** start Input material **
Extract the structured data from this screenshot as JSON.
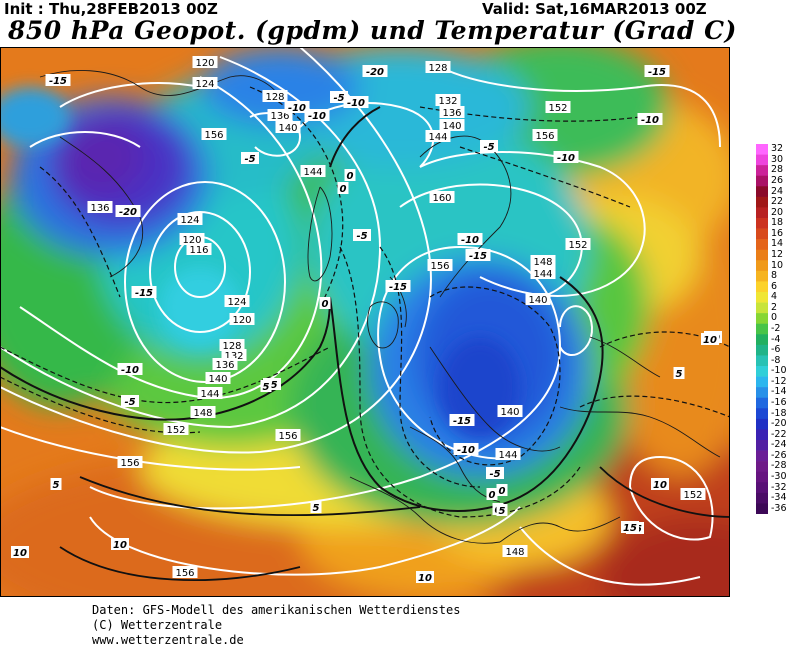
{
  "header": {
    "init": "Init : Thu,28FEB2013 00Z",
    "valid": "Valid: Sat,16MAR2013 00Z",
    "title": "850 hPa Geopot. (gpdm) und Temperatur (Grad C)"
  },
  "legend": {
    "labels": [
      "32",
      "30",
      "28",
      "26",
      "24",
      "22",
      "20",
      "18",
      "16",
      "14",
      "12",
      "10",
      "8",
      "6",
      "4",
      "2",
      "0",
      "-2",
      "-4",
      "-6",
      "-8",
      "-10",
      "-12",
      "-14",
      "-16",
      "-18",
      "-20",
      "-22",
      "-24",
      "-26",
      "-28",
      "-30",
      "-32",
      "-34",
      "-36"
    ],
    "colors": [
      "#ff66ff",
      "#ee44dd",
      "#cc2299",
      "#aa1166",
      "#8b0a2a",
      "#a01818",
      "#b82222",
      "#cc3320",
      "#d84a1c",
      "#e4641a",
      "#ea7e18",
      "#f09a1a",
      "#f6b420",
      "#fcd22a",
      "#f0e634",
      "#c8e43a",
      "#86d634",
      "#48c448",
      "#22b060",
      "#20b488",
      "#28c2b4",
      "#30cfd8",
      "#2cb6ee",
      "#2890e8",
      "#2068e0",
      "#1c48d4",
      "#2030c4",
      "#3a22b4",
      "#5220a2",
      "#6a1e96",
      "#6e1a88",
      "#661480",
      "#581076",
      "#4a0c66",
      "#3c0856"
    ]
  },
  "map_labels": {
    "geopotential": [
      "120",
      "124",
      "128",
      "128",
      "132",
      "136",
      "136",
      "140",
      "140",
      "144",
      "144",
      "152",
      "156",
      "160",
      "156",
      "148",
      "144",
      "152",
      "140",
      "136",
      "124",
      "120",
      "116",
      "124",
      "120",
      "128",
      "132",
      "136",
      "140",
      "144",
      "148",
      "152",
      "156",
      "156",
      "156",
      "140",
      "144",
      "148",
      "152",
      "156"
    ],
    "temperature": [
      "-15",
      "-20",
      "-15",
      "-10",
      "-5",
      "-10",
      "-10",
      "-15",
      "-20",
      "-5",
      "0",
      "0",
      "-5",
      "-5",
      "-10",
      "-10",
      "-15",
      "-15",
      "-10",
      "-5",
      "-15",
      "-5",
      "0",
      "0",
      "-5",
      "0",
      "5",
      "5",
      "10",
      "10",
      "10",
      "5",
      "15",
      "10",
      "10",
      "5",
      "0",
      "5",
      "10",
      "15",
      "-10",
      "-10"
    ]
  },
  "footer": {
    "line1": "Daten: GFS-Modell des amerikanischen Wetterdienstes",
    "line2": "(C) Wetterzentrale",
    "line3": "www.wetterzentrale.de"
  }
}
** end Input material **
**The problem**
Transcribe each line above verbatim, with the pictures left out.

**Exercise response**
Extract the structured data from this screenshot as JSON.
{
  "header": {
    "init": "Init : Thu,28FEB2013 00Z",
    "valid": "Valid: Sat,16MAR2013 00Z",
    "title": "850 hPa Geopot. (gpdm) und Temperatur (Grad C)"
  },
  "legend": {
    "labels": [
      "32",
      "30",
      "28",
      "26",
      "24",
      "22",
      "20",
      "18",
      "16",
      "14",
      "12",
      "10",
      "8",
      "6",
      "4",
      "2",
      "0",
      "-2",
      "-4",
      "-6",
      "-8",
      "-10",
      "-12",
      "-14",
      "-16",
      "-18",
      "-20",
      "-22",
      "-24",
      "-26",
      "-28",
      "-30",
      "-32",
      "-34",
      "-36"
    ],
    "colors": [
      "#ff66ff",
      "#ee44dd",
      "#cc2299",
      "#aa1166",
      "#8b0a2a",
      "#a01818",
      "#b82222",
      "#cc3320",
      "#d84a1c",
      "#e4641a",
      "#ea7e18",
      "#f09a1a",
      "#f6b420",
      "#fcd22a",
      "#f0e634",
      "#c8e43a",
      "#86d634",
      "#48c448",
      "#22b060",
      "#20b488",
      "#28c2b4",
      "#30cfd8",
      "#2cb6ee",
      "#2890e8",
      "#2068e0",
      "#1c48d4",
      "#2030c4",
      "#3a22b4",
      "#5220a2",
      "#6a1e96",
      "#6e1a88",
      "#661480",
      "#581076",
      "#4a0c66",
      "#3c0856"
    ]
  },
  "map_labels": {
    "geopotential": [
      "120",
      "124",
      "128",
      "128",
      "132",
      "136",
      "136",
      "140",
      "140",
      "144",
      "144",
      "152",
      "156",
      "160",
      "156",
      "148",
      "144",
      "152",
      "140",
      "136",
      "124",
      "120",
      "116",
      "124",
      "120",
      "128",
      "132",
      "136",
      "140",
      "144",
      "148",
      "152",
      "156",
      "156",
      "156",
      "140",
      "144",
      "148",
      "152",
      "156"
    ],
    "temperature": [
      "-15",
      "-20",
      "-15",
      "-10",
      "-5",
      "-10",
      "-10",
      "-15",
      "-20",
      "-5",
      "0",
      "0",
      "-5",
      "-5",
      "-10",
      "-10",
      "-15",
      "-15",
      "-10",
      "-5",
      "-15",
      "-5",
      "0",
      "0",
      "-5",
      "0",
      "5",
      "5",
      "10",
      "10",
      "10",
      "5",
      "15",
      "10",
      "10",
      "5",
      "0",
      "5",
      "10",
      "15",
      "-10",
      "-10"
    ]
  },
  "footer": {
    "line1": "Daten: GFS-Modell des amerikanischen Wetterdienstes",
    "line2": "(C) Wetterzentrale",
    "line3": "www.wetterzentrale.de"
  }
}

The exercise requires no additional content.